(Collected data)

---

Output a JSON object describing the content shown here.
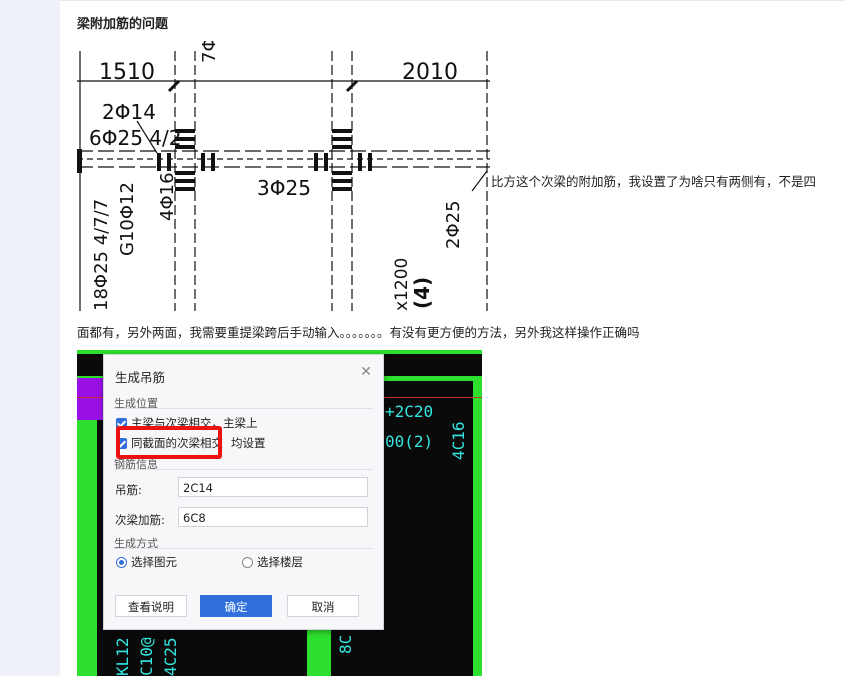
{
  "post": {
    "title": "梁附加筋的问题",
    "inline_text": "比方这个次梁的附加筋，我设置了为啥只有两侧有，不是四",
    "paragraph": "面都有，另外两面，我需要重提梁跨后手动输入。。。。。。。有没有更方便的方法，另外我这样操作正确吗"
  },
  "cad_drawing": {
    "dim_left": "1510",
    "dim_right": "2010",
    "label_2phi14": "2Φ14",
    "label_6phi25": "6Φ25 4/2",
    "label_4phi16": "4Φ16",
    "label_3phi25": "3Φ25",
    "label_g10phi12": "G10Φ12",
    "label_18phi25": "18Φ25 4/7/7",
    "label_2phi25": "2Φ25",
    "label_x1200": "x1200",
    "label_4": "(4)",
    "label_7phi": "7Φ"
  },
  "dialog": {
    "title": "生成吊筋",
    "close_icon": "close-icon",
    "section_position": "生成位置",
    "check1": "主梁与次梁相交，主梁上",
    "check2_a": "同截面的次梁相交",
    "check2_b": "均设置",
    "section_rebar": "钢筋信息",
    "hanging_label": "吊筋:",
    "hanging_value": "2C14",
    "extra_label": "次梁加筋:",
    "extra_value": "6C8",
    "section_method": "生成方式",
    "radio1": "选择图元",
    "radio2": "选择楼层",
    "btn_help": "查看说明",
    "btn_ok": "确定",
    "btn_cancel": "取消"
  },
  "cad_background_text": {
    "t1": "+2C20",
    "t2": "00(2)",
    "t3": "4C16",
    "t4": "KL12",
    "t5": "C10@",
    "t6": "4C25",
    "t7": "8C"
  },
  "colors": {
    "accent": "#2f6fdc",
    "highlight": "#e11111",
    "cad_green": "#2ee02e",
    "cad_cyan": "#33e6e0"
  }
}
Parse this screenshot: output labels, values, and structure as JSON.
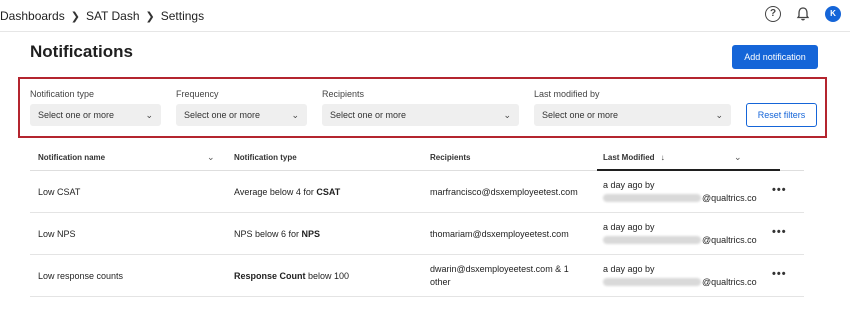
{
  "breadcrumb": {
    "items": [
      "Dashboards",
      "SAT Dash",
      "Settings"
    ]
  },
  "header_icons": {
    "help": "question-circle-icon",
    "bell": "bell-icon",
    "avatar_initial": "K"
  },
  "page": {
    "title": "Notifications",
    "add_button": "Add notification"
  },
  "filters": {
    "notification_type": {
      "label": "Notification type",
      "placeholder": "Select one or more"
    },
    "frequency": {
      "label": "Frequency",
      "placeholder": "Select one or more"
    },
    "recipients": {
      "label": "Recipients",
      "placeholder": "Select one or more"
    },
    "last_modified_by": {
      "label": "Last modified by",
      "placeholder": "Select one or more"
    },
    "reset_button": "Reset filters"
  },
  "table": {
    "columns": {
      "name": "Notification name",
      "type": "Notification type",
      "recipients": "Recipients",
      "modified": "Last Modified",
      "sort_arrow": "↓"
    },
    "rows": [
      {
        "name": "Low CSAT",
        "type_prefix": "Average below 4 for ",
        "type_bold": "CSAT",
        "type_suffix": "",
        "recipients": "marfrancisco@dsxemployeetest.com",
        "recipients_line2": "",
        "modified_line1": "a day ago by",
        "modified_domain": "@qualtrics.co"
      },
      {
        "name": "Low NPS",
        "type_prefix": "NPS below 6 for ",
        "type_bold": "NPS",
        "type_suffix": "",
        "recipients": "thomariam@dsxemployeetest.com",
        "recipients_line2": "",
        "modified_line1": "a day ago by",
        "modified_domain": "@qualtrics.co"
      },
      {
        "name": "Low response counts",
        "type_prefix": "",
        "type_bold": "Response Count",
        "type_suffix": " below 100",
        "recipients": "dwarin@dsxemployeetest.com & 1",
        "recipients_line2": "other",
        "modified_line1": "a day ago by",
        "modified_domain": "@qualtrics.co"
      }
    ],
    "more_label": "•••"
  }
}
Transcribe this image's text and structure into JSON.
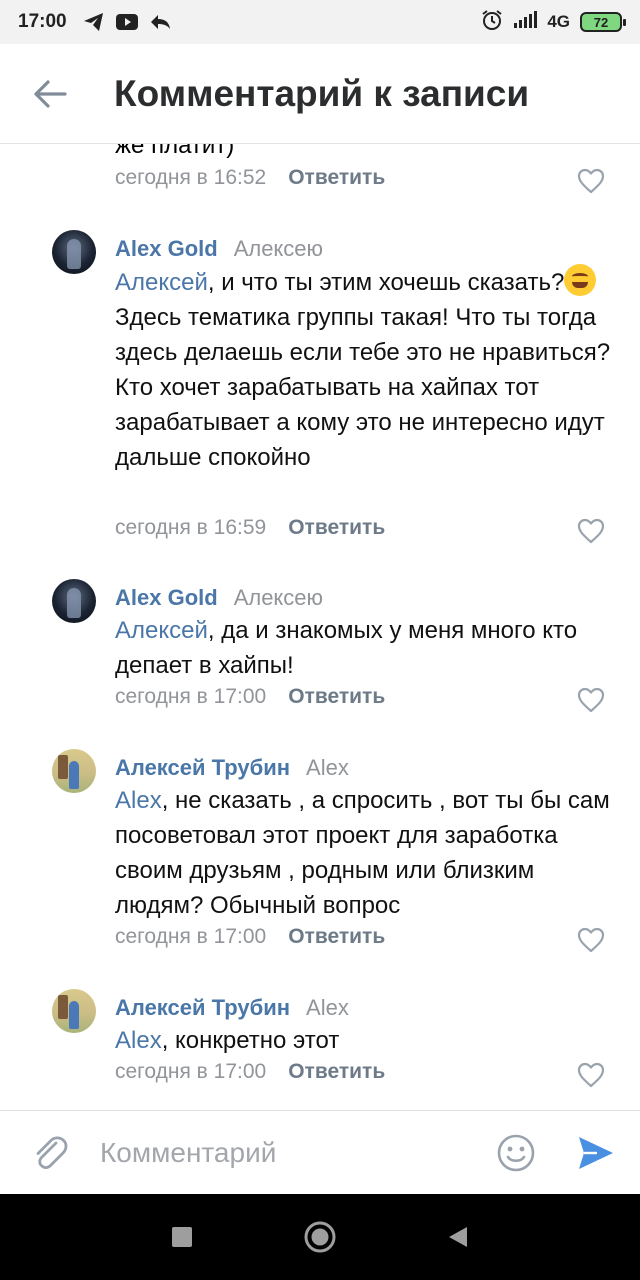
{
  "status_bar": {
    "time": "17:00",
    "network": "4G",
    "battery": "72"
  },
  "header": {
    "title": "Комментарий к записи",
    "back_icon": "arrow-left-icon"
  },
  "feed": {
    "previous_text_cut": "же платит)",
    "previous_meta": {
      "date": "сегодня в 16:52",
      "reply": "Ответить"
    },
    "comments": [
      {
        "author": "Alex Gold",
        "reply_to": "Алексею",
        "mention": "Алексей",
        "text": ", и что ты этим хочешь сказать?",
        "text_after_emoji": " Здесь тематика группы такая! Что ты тогда здесь делаешь если тебе это не нравиться? Кто хочет зарабатывать на хайпах тот зарабатывает а кому это не интересно идут дальше спокойно",
        "date": "сегодня в 16:59",
        "reply": "Ответить"
      },
      {
        "author": "Alex Gold",
        "reply_to": "Алексею",
        "mention": "Алексей",
        "text": ", да и знакомых у меня много кто депает в хайпы!",
        "date": "сегодня в 17:00",
        "reply": "Ответить"
      },
      {
        "author": "Алексей Трубин",
        "reply_to": "Alex",
        "mention": "Alex",
        "text": ", не сказать , а спросить , вот ты бы сам посоветовал этот проект для заработка своим друзьям , родным или близким людям? Обычный вопрос",
        "date": "сегодня в 17:00",
        "reply": "Ответить"
      },
      {
        "author": "Алексей Трубин",
        "reply_to": "Alex",
        "mention": "Alex",
        "text": ", конкретно этот",
        "date": "сегодня в 17:00",
        "reply": "Ответить"
      }
    ]
  },
  "input_bar": {
    "placeholder": "Комментарий",
    "attach_icon": "paperclip-icon",
    "emoji_icon": "smile-icon",
    "send_icon": "send-icon"
  },
  "colors": {
    "link": "#4a76a8",
    "meta": "#919499",
    "send": "#4a90e2"
  }
}
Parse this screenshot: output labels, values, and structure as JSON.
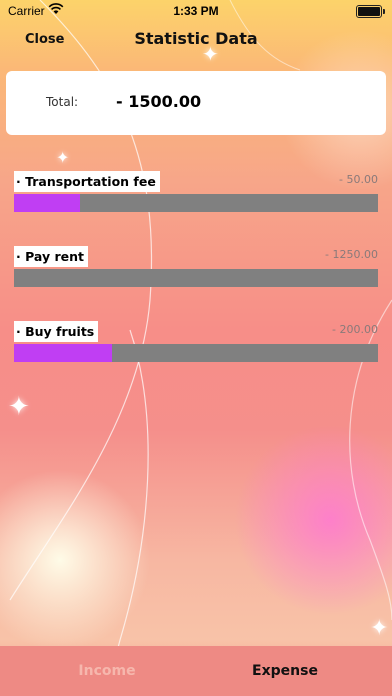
{
  "status": {
    "carrier": "Carrier",
    "time": "1:33 PM"
  },
  "nav": {
    "close_label": "Close",
    "title": "Statistic Data"
  },
  "total": {
    "label": "Total:",
    "value": "- 1500.00"
  },
  "items": [
    {
      "label": "· Transportation fee",
      "value": "- 50.00",
      "fraction": 0.18,
      "color": "#c03ef3"
    },
    {
      "label": "· Pay rent",
      "value": "- 1250.00",
      "fraction": 0.0,
      "color": "#c03ef3"
    },
    {
      "label": "· Buy fruits",
      "value": "- 200.00",
      "fraction": 0.27,
      "color": "#c03ef3"
    }
  ],
  "tabs": {
    "income": "Income",
    "expense": "Expense",
    "selected": "Expense"
  },
  "colors": {
    "bar_track": "#808080",
    "bar_fill": "#c03ef3",
    "tab_bar": "#ee8a84"
  }
}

---

◆ EXERCISE: Without the pictures, print the whole listing exactly as given.

◆ EXERCISE ANSWER:
Output a JSON object describing the content shown here.
{
  "post": {
    "title": "梁附加筋的问题",
    "inline_text": "比方这个次梁的附加筋，我设置了为啥只有两侧有，不是四",
    "paragraph": "面都有，另外两面，我需要重提梁跨后手动输入。。。。。。。有没有更方便的方法，另外我这样操作正确吗"
  },
  "cad_drawing": {
    "dim_left": "1510",
    "dim_right": "2010",
    "label_2phi14": "2Φ14",
    "label_6phi25": "6Φ25 4/2",
    "label_4phi16": "4Φ16",
    "label_3phi25": "3Φ25",
    "label_g10phi12": "G10Φ12",
    "label_18phi25": "18Φ25 4/7/7",
    "label_2phi25": "2Φ25",
    "label_x1200": "x1200",
    "label_4": "(4)",
    "label_7phi": "7Φ"
  },
  "dialog": {
    "title": "生成吊筋",
    "close_icon": "close-icon",
    "section_position": "生成位置",
    "check1": "主梁与次梁相交，主梁上",
    "check2_a": "同截面的次梁相交",
    "check2_b": "均设置",
    "section_rebar": "钢筋信息",
    "hanging_label": "吊筋:",
    "hanging_value": "2C14",
    "extra_label": "次梁加筋:",
    "extra_value": "6C8",
    "section_method": "生成方式",
    "radio1": "选择图元",
    "radio2": "选择楼层",
    "btn_help": "查看说明",
    "btn_ok": "确定",
    "btn_cancel": "取消"
  },
  "cad_background_text": {
    "t1": "+2C20",
    "t2": "00(2)",
    "t3": "4C16",
    "t4": "KL12",
    "t5": "C10@",
    "t6": "4C25",
    "t7": "8C"
  },
  "colors": {
    "accent": "#2f6fdc",
    "highlight": "#e11111",
    "cad_green": "#2ee02e",
    "cad_cyan": "#33e6e0"
  }
}
Parse this screenshot: output labels, values, and structure as JSON.
{
  "breadcrumb": {
    "items": [
      "Dashboards",
      "SAT Dash",
      "Settings"
    ]
  },
  "header_icons": {
    "help": "question-circle-icon",
    "bell": "bell-icon",
    "avatar_initial": "K"
  },
  "page": {
    "title": "Notifications",
    "add_button": "Add notification"
  },
  "filters": {
    "notification_type": {
      "label": "Notification type",
      "placeholder": "Select one or more"
    },
    "frequency": {
      "label": "Frequency",
      "placeholder": "Select one or more"
    },
    "recipients": {
      "label": "Recipients",
      "placeholder": "Select one or more"
    },
    "last_modified_by": {
      "label": "Last modified by",
      "placeholder": "Select one or more"
    },
    "reset_button": "Reset filters"
  },
  "table": {
    "columns": {
      "name": "Notification name",
      "type": "Notification type",
      "recipients": "Recipients",
      "modified": "Last Modified",
      "sort_arrow": "↓"
    },
    "rows": [
      {
        "name": "Low CSAT",
        "type_prefix": "Average below 4 for ",
        "type_bold": "CSAT",
        "type_suffix": "",
        "recipients": "marfrancisco@dsxemployeetest.com",
        "recipients_line2": "",
        "modified_line1": "a day ago by",
        "modified_domain": "@qualtrics.co"
      },
      {
        "name": "Low NPS",
        "type_prefix": "NPS below 6 for ",
        "type_bold": "NPS",
        "type_suffix": "",
        "recipients": "thomariam@dsxemployeetest.com",
        "recipients_line2": "",
        "modified_line1": "a day ago by",
        "modified_domain": "@qualtrics.co"
      },
      {
        "name": "Low response counts",
        "type_prefix": "",
        "type_bold": "Response Count",
        "type_suffix": " below 100",
        "recipients": "dwarin@dsxemployeetest.com & 1",
        "recipients_line2": "other",
        "modified_line1": "a day ago by",
        "modified_domain": "@qualtrics.co"
      }
    ],
    "more_label": "•••"
  }
}
Transcribe this image's text and structure into JSON.
{
  "status_bar": {
    "time": "17:00",
    "network": "4G",
    "battery": "72"
  },
  "header": {
    "title": "Комментарий к записи",
    "back_icon": "arrow-left-icon"
  },
  "feed": {
    "previous_text_cut": "же платит)",
    "previous_meta": {
      "date": "сегодня в 16:52",
      "reply": "Ответить"
    },
    "comments": [
      {
        "author": "Alex Gold",
        "reply_to": "Алексею",
        "mention": "Алексей",
        "text": ", и что ты этим хочешь сказать?",
        "text_after_emoji": " Здесь тематика группы такая! Что ты тогда здесь делаешь если тебе это не нравиться? Кто хочет зарабатывать на хайпах тот зарабатывает а кому это не интересно идут дальше спокойно",
        "date": "сегодня в 16:59",
        "reply": "Ответить"
      },
      {
        "author": "Alex Gold",
        "reply_to": "Алексею",
        "mention": "Алексей",
        "text": ", да и знакомых у меня много кто депает в хайпы!",
        "date": "сегодня в 17:00",
        "reply": "Ответить"
      },
      {
        "author": "Алексей Трубин",
        "reply_to": "Alex",
        "mention": "Alex",
        "text": ", не сказать , а спросить , вот ты бы сам посоветовал этот проект для заработка своим друзьям , родным или близким людям? Обычный вопрос",
        "date": "сегодня в 17:00",
        "reply": "Ответить"
      },
      {
        "author": "Алексей Трубин",
        "reply_to": "Alex",
        "mention": "Alex",
        "text": ", конкретно этот",
        "date": "сегодня в 17:00",
        "reply": "Ответить"
      }
    ]
  },
  "input_bar": {
    "placeholder": "Комментарий",
    "attach_icon": "paperclip-icon",
    "emoji_icon": "smile-icon",
    "send_icon": "send-icon"
  },
  "colors": {
    "link": "#4a76a8",
    "meta": "#919499",
    "send": "#4a90e2"
  }
}
Parse this screenshot: output labels, values, and structure as JSON.
{
  "status": {
    "carrier": "Carrier",
    "time": "1:33 PM"
  },
  "nav": {
    "close_label": "Close",
    "title": "Statistic Data"
  },
  "total": {
    "label": "Total:",
    "value": "- 1500.00"
  },
  "items": [
    {
      "label": "· Transportation fee",
      "value": "- 50.00",
      "fraction": 0.18,
      "color": "#c03ef3"
    },
    {
      "label": "· Pay rent",
      "value": "- 1250.00",
      "fraction": 0.0,
      "color": "#c03ef3"
    },
    {
      "label": "· Buy fruits",
      "value": "- 200.00",
      "fraction": 0.27,
      "color": "#c03ef3"
    }
  ],
  "tabs": {
    "income": "Income",
    "expense": "Expense",
    "selected": "Expense"
  },
  "colors": {
    "bar_track": "#808080",
    "bar_fill": "#c03ef3",
    "tab_bar": "#ee8a84"
  }
}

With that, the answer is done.